> **PROVIDED ENTRIES**
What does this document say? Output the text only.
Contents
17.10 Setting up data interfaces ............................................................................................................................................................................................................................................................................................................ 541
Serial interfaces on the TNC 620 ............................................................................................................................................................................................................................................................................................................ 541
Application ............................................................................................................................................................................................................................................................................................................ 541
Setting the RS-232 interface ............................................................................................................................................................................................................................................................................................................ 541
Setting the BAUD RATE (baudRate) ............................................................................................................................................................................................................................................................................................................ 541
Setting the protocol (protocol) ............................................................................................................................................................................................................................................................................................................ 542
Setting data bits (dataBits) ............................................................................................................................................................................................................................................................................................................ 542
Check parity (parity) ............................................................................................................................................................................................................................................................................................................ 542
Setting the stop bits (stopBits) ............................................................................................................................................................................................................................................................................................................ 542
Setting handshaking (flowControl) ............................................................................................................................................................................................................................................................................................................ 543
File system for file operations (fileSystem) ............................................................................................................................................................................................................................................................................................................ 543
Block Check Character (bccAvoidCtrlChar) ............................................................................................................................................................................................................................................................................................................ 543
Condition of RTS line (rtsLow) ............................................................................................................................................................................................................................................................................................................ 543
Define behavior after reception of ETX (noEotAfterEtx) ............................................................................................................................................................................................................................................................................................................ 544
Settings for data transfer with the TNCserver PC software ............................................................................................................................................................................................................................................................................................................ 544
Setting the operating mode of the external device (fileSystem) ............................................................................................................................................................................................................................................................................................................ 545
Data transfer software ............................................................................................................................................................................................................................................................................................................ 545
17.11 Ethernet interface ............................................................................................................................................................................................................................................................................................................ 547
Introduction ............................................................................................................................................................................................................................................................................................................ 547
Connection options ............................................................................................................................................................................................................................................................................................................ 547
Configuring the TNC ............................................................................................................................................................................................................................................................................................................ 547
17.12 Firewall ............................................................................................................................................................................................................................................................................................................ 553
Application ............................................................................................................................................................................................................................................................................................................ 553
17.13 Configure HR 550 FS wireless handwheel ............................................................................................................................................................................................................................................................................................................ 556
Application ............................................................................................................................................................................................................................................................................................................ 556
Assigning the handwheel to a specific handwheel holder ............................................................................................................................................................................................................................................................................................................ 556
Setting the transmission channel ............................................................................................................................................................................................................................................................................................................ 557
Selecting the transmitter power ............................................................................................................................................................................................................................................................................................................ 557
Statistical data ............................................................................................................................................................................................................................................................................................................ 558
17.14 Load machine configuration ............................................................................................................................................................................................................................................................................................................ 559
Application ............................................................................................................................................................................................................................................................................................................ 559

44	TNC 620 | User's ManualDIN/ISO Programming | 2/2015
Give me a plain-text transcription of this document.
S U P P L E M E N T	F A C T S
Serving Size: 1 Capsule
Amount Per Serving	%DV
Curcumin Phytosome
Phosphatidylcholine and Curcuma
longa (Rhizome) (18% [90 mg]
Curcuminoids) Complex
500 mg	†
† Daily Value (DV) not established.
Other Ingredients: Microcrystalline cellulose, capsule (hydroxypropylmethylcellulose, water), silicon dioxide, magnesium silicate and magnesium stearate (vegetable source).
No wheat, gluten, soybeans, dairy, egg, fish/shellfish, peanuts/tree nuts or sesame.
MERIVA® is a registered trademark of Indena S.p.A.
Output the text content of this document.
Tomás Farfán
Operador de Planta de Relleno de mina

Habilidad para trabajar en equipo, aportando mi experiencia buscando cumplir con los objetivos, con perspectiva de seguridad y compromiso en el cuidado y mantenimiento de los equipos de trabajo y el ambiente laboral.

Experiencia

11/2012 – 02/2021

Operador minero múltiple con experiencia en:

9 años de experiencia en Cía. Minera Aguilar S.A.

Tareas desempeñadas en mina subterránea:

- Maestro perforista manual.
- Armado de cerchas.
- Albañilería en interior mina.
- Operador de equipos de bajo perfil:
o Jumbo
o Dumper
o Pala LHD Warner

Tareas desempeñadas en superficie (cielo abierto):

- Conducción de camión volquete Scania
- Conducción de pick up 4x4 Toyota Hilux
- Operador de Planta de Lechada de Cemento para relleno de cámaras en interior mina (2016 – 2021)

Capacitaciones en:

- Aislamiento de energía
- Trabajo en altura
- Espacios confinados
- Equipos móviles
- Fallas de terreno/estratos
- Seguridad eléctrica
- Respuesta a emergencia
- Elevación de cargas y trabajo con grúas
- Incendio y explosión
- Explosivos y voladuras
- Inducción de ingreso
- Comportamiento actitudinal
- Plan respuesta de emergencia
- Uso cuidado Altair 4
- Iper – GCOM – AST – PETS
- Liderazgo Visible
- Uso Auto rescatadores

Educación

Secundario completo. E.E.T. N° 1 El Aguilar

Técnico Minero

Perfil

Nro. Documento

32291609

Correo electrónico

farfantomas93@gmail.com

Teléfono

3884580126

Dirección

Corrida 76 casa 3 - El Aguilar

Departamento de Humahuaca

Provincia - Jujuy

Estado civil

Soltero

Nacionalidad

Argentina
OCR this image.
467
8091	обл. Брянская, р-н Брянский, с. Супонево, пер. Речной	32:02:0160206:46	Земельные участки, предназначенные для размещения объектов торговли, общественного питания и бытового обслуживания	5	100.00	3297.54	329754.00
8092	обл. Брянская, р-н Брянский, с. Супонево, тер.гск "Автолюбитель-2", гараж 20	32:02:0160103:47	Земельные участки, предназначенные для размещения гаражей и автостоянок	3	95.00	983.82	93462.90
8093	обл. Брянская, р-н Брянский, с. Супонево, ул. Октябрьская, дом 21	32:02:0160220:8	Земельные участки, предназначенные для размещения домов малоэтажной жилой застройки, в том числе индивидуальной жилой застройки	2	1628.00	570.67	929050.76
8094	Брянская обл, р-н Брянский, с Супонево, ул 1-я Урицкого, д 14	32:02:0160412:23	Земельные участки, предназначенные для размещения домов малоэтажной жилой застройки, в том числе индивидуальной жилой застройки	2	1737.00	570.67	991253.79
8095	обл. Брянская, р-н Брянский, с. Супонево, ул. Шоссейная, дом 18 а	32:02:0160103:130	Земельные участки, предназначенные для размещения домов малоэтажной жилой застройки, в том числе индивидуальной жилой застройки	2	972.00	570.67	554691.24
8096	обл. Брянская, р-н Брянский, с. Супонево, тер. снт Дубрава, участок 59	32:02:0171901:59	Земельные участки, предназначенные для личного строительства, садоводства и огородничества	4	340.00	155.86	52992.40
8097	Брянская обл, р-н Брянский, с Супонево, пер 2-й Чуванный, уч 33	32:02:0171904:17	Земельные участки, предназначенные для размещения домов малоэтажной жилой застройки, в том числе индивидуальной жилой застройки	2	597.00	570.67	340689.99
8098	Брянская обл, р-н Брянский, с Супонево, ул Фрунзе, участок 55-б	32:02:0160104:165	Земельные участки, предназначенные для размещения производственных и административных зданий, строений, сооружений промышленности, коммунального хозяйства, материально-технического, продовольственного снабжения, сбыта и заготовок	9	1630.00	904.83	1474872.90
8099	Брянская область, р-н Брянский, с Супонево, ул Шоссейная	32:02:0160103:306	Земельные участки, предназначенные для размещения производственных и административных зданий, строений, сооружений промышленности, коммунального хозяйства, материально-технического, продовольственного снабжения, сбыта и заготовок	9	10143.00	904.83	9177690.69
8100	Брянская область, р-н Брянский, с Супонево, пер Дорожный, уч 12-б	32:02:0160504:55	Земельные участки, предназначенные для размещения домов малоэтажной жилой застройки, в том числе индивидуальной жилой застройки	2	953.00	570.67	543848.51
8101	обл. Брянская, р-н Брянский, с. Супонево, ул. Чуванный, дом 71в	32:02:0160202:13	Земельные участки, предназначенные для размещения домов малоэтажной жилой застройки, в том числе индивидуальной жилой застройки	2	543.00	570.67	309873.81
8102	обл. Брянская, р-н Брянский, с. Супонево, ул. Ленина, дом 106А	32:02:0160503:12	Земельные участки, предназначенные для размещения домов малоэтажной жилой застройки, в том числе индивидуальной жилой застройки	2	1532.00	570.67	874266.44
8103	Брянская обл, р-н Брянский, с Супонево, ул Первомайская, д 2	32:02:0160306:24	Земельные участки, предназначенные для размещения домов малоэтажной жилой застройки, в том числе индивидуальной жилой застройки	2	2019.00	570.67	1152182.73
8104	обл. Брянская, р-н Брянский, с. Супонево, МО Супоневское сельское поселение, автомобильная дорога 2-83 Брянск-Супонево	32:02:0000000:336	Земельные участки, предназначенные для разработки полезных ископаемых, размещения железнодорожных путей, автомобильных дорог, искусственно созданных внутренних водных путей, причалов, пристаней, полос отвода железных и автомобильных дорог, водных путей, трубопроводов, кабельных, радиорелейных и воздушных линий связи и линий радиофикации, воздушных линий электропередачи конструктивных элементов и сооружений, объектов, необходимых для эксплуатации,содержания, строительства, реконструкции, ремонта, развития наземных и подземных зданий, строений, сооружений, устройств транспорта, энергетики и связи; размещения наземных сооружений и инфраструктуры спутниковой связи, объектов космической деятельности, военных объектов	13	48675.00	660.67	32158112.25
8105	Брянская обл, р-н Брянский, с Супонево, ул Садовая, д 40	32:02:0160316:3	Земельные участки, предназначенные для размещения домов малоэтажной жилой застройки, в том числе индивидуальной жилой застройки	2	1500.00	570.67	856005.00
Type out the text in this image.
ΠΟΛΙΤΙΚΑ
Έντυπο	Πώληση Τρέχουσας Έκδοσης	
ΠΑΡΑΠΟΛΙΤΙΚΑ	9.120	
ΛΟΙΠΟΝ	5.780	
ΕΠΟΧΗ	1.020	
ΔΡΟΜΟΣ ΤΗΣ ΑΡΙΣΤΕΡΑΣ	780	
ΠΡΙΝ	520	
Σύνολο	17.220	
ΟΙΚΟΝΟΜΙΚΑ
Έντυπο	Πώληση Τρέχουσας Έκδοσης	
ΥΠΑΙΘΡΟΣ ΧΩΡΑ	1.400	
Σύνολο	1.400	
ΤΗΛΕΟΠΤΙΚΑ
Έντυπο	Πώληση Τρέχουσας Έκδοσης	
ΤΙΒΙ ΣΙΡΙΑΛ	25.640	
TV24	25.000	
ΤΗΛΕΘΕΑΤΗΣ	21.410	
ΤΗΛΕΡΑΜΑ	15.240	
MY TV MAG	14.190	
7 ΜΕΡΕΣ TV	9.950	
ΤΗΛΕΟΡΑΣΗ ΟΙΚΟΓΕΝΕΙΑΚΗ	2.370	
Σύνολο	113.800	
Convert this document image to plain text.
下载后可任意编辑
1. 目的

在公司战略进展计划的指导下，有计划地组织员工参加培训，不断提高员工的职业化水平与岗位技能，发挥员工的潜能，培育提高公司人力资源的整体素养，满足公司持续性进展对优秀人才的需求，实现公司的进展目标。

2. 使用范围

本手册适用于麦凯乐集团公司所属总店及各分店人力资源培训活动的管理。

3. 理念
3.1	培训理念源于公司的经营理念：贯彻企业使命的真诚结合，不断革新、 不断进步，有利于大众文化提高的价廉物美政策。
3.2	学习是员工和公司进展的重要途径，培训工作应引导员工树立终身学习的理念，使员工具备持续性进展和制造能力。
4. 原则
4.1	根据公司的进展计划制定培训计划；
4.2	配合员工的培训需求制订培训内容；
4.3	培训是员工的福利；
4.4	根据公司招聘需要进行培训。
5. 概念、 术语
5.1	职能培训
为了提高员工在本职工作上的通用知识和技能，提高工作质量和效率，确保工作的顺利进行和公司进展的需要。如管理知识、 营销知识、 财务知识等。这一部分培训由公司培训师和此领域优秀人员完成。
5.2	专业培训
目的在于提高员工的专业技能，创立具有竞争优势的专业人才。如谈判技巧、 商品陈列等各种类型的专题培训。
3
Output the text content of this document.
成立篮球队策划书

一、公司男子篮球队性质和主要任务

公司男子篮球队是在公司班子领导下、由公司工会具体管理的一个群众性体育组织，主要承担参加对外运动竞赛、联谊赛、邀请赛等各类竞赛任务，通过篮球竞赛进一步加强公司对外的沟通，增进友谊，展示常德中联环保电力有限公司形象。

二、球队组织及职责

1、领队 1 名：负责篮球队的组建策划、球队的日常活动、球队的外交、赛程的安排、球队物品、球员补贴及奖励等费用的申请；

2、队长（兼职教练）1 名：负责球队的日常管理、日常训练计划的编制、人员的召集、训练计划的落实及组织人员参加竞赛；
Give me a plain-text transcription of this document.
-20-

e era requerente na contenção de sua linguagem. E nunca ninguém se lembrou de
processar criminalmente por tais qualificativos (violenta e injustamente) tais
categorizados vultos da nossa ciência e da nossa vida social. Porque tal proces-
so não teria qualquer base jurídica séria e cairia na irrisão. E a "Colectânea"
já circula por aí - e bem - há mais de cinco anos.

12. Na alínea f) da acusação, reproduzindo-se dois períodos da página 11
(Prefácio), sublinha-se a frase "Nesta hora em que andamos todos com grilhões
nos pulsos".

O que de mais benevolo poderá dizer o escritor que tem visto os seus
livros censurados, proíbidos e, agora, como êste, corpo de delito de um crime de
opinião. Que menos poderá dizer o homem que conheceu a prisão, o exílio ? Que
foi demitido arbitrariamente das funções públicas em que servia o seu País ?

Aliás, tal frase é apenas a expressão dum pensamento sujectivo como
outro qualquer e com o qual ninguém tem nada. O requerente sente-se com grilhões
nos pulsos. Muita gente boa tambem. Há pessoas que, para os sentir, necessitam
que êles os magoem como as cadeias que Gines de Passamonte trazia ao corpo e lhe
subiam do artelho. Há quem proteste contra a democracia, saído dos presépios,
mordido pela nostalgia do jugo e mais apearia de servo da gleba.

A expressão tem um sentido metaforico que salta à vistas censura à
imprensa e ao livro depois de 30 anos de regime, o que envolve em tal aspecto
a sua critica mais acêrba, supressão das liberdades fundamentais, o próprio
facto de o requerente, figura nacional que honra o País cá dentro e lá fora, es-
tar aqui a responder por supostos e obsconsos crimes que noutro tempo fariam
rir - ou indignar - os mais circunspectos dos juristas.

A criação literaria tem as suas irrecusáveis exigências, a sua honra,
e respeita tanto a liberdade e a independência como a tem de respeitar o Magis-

> **YOUR TASK**
Only lines with the word "производственных" are wanted, so copy each one from the records.

> **COMPLETE OUTPUT**
8098	Брянская обл, р-н Брянский, с Супонево, ул Фрунзе, участок 55-б	32:02:0160104:165	Земельные участки, предназначенные для размещения производственных и административных зданий, строений, сооружений промышленности, коммунального хозяйства, материально-технического, продовольственного снабжения, сбыта и заготовок	9	1630.00	904.83	1474872.90
8099	Брянская область, р-н Брянский, с Супонево, ул Шоссейная	32:02:0160103:306	Земельные участки, предназначенные для размещения производственных и административных зданий, строений, сооружений промышленности, коммунального хозяйства, материально-технического, продовольственного снабжения, сбыта и заготовок	9	10143.00	904.83	9177690.69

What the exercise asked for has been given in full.